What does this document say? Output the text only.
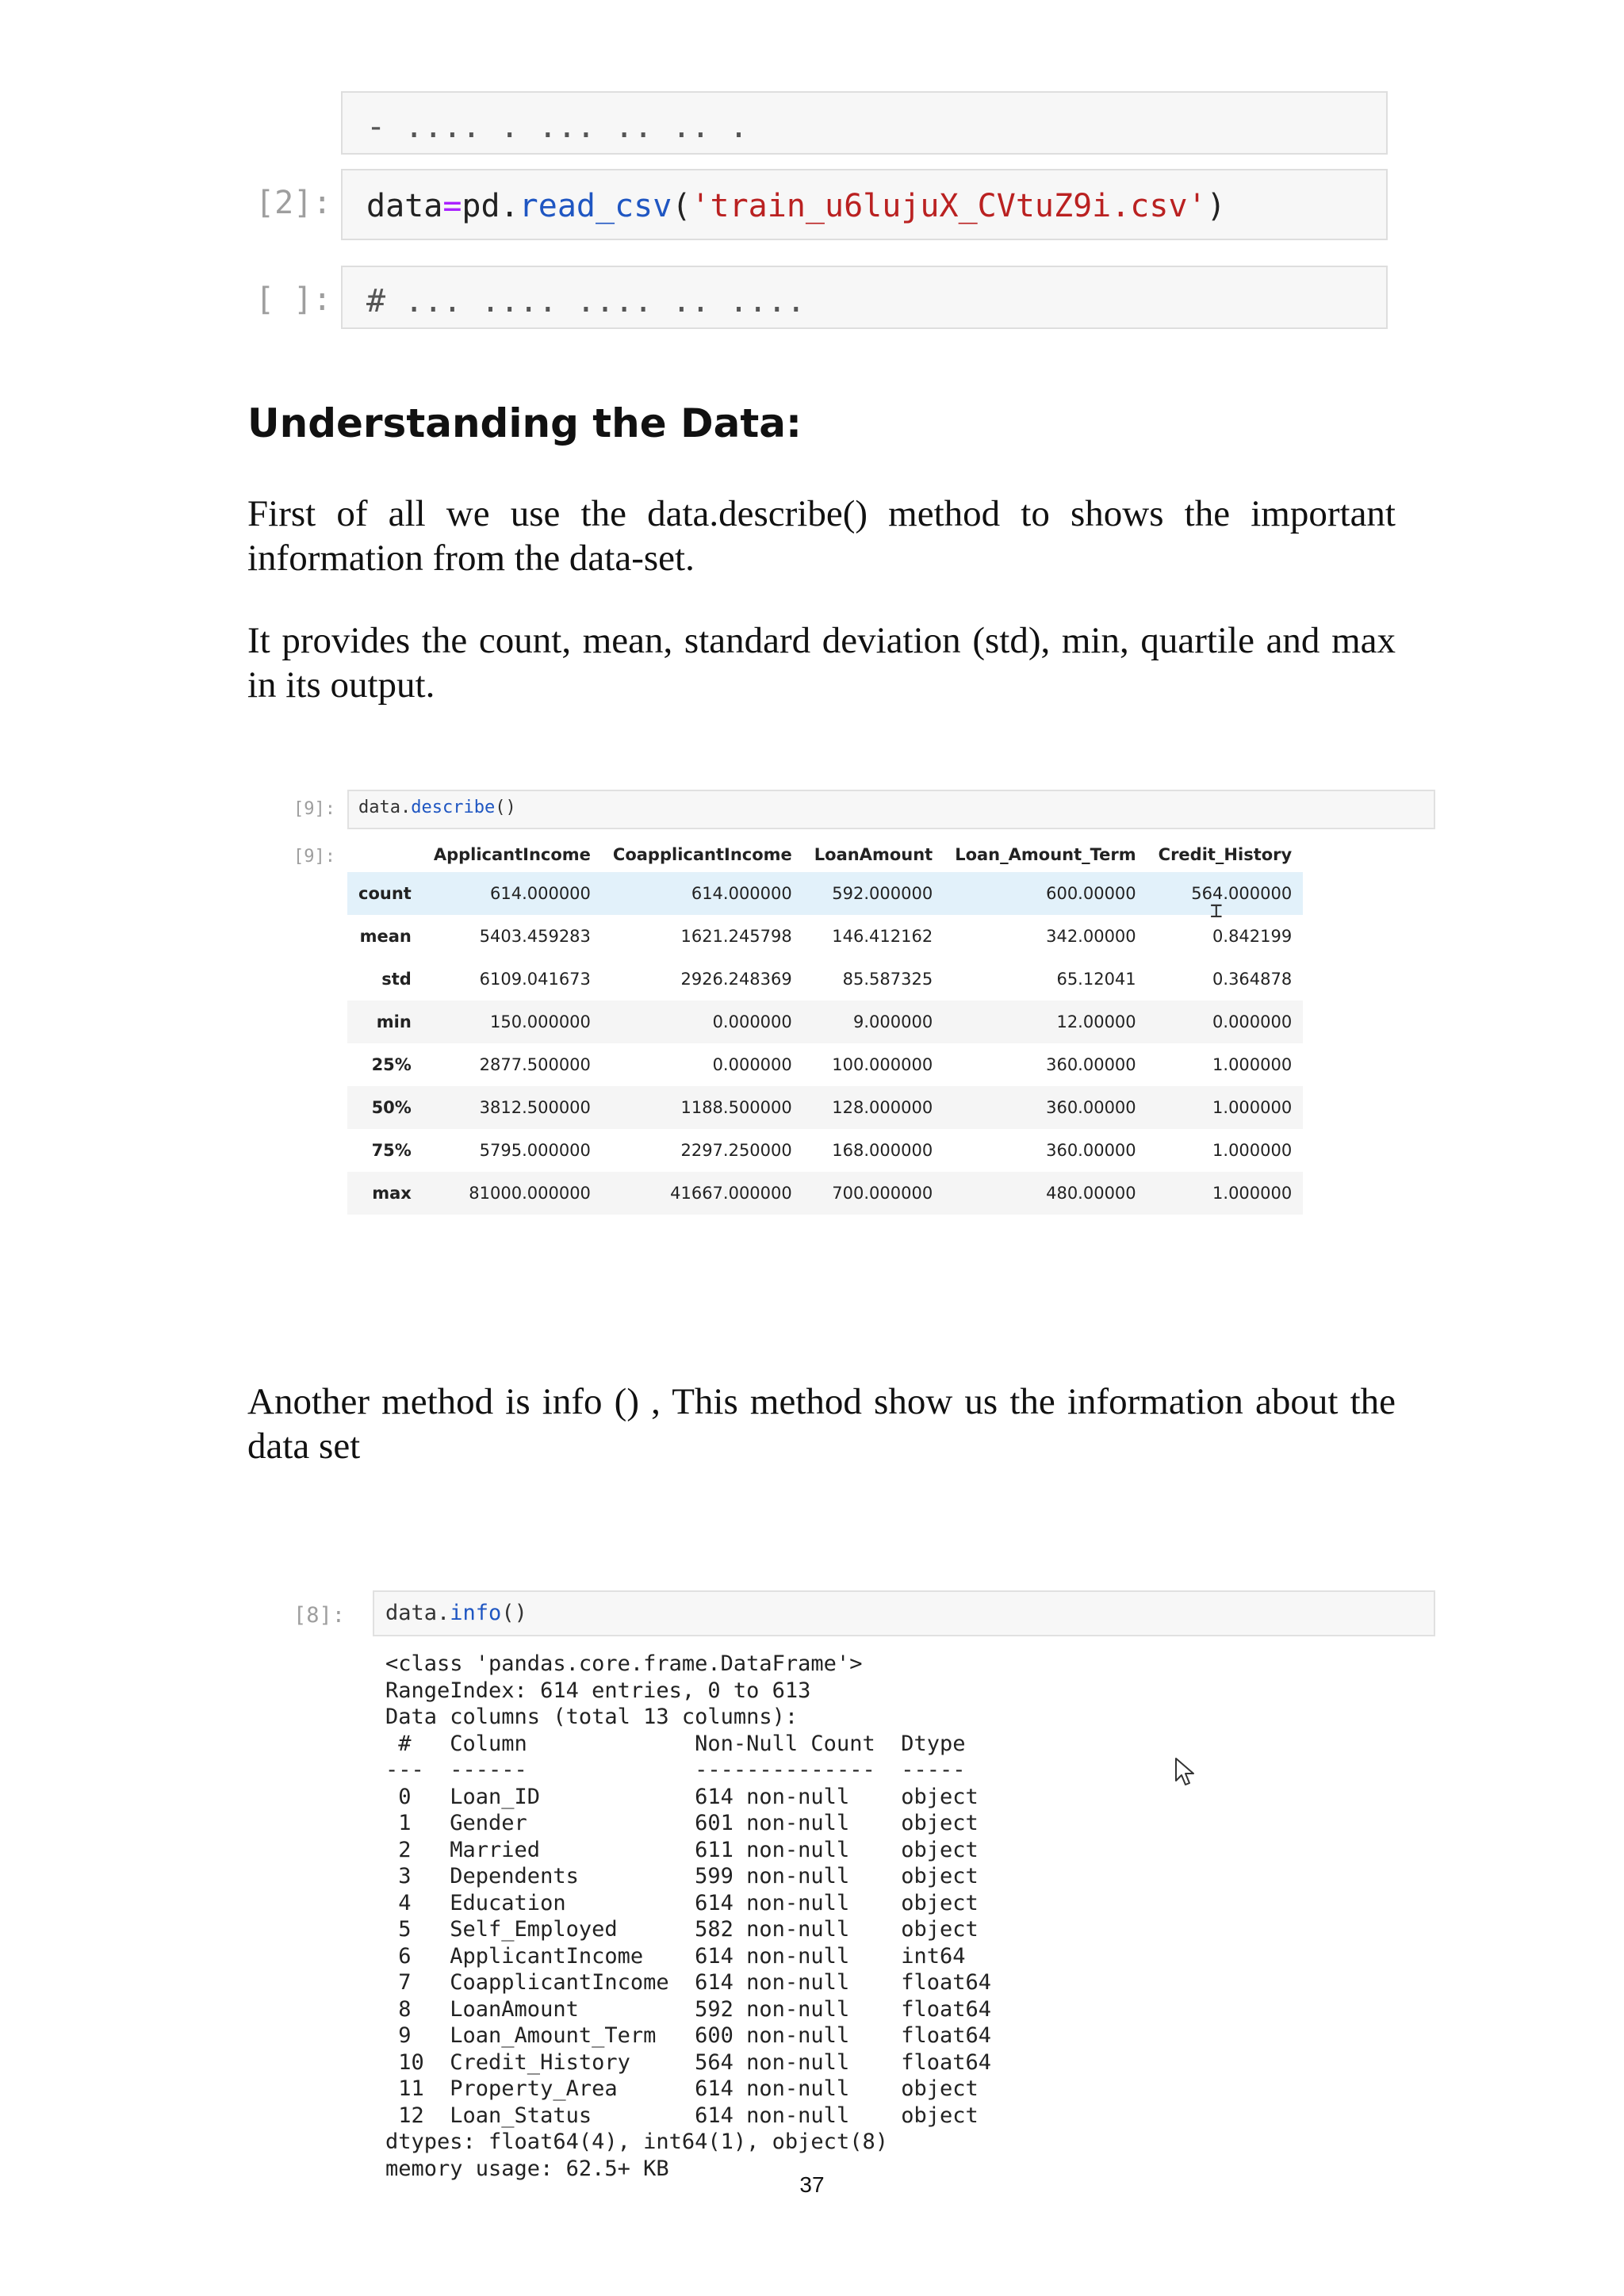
- .... . ... .. .. .
[2]: data=pd.read_csv('train_u6lujuX_CVtuZ9i.csv')
[ ]: # ... .... .... .. ....
Understanding the Data:

First of all we use the data.describe() method to shows the important information from the data-set.

It provides the count, mean, standard deviation (std), min, quartile and max in its output.

[9]: data.describe()
[9]:
		ApplicantIncome	CoapplicantIncome	LoanAmount	Loan_Amount_Term	Credit_History
count	614.000000	614.000000	592.000000	600.00000	564.000000
mean	5403.459283	1621.245798	146.412162	342.00000	0.842199
std	6109.041673	2926.248369	85.587325	65.12041	0.364878
min	150.000000	0.000000	9.000000	12.00000	0.000000
25%	2877.500000	0.000000	100.000000	360.00000	1.000000
50%	3812.500000	1188.500000	128.000000	360.00000	1.000000
75%	5795.000000	2297.250000	168.000000	360.00000	1.000000
max	81000.000000	41667.000000	700.000000	480.00000	1.000000
⌶

Another method is info () , This method show us the information about the data set

[8]: data.info()
<class 'pandas.core.frame.DataFrame'>
RangeIndex: 614 entries, 0 to 613
Data columns (total 13 columns):
#   Column             Non-Null Count  Dtype
---  ------             --------------  -----
0   Loan_ID            614 non-null    object
1   Gender             601 non-null    object
2   Married            611 non-null    object
3   Dependents         599 non-null    object
4   Education          614 non-null    object
5   Self_Employed      582 non-null    object
6   ApplicantIncome    614 non-null    int64
7   CoapplicantIncome  614 non-null    float64
8   LoanAmount         592 non-null    float64
9   Loan_Amount_Term   600 non-null    float64
10  Credit_History     564 non-null    float64
11  Property_Area      614 non-null    object
12  Loan_Status        614 non-null    object
dtypes: float64(4), int64(1), object(8)
memory usage: 62.5+ KB
37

********

Your instructions:
Search the material above for "mean". Pull out each line where it shows up.

Task answer:
It provides the count, mean, standard deviation (std), min, quartile and max in its output.
mean	5403.459283	1621.245798	146.412162	342.00000	0.842199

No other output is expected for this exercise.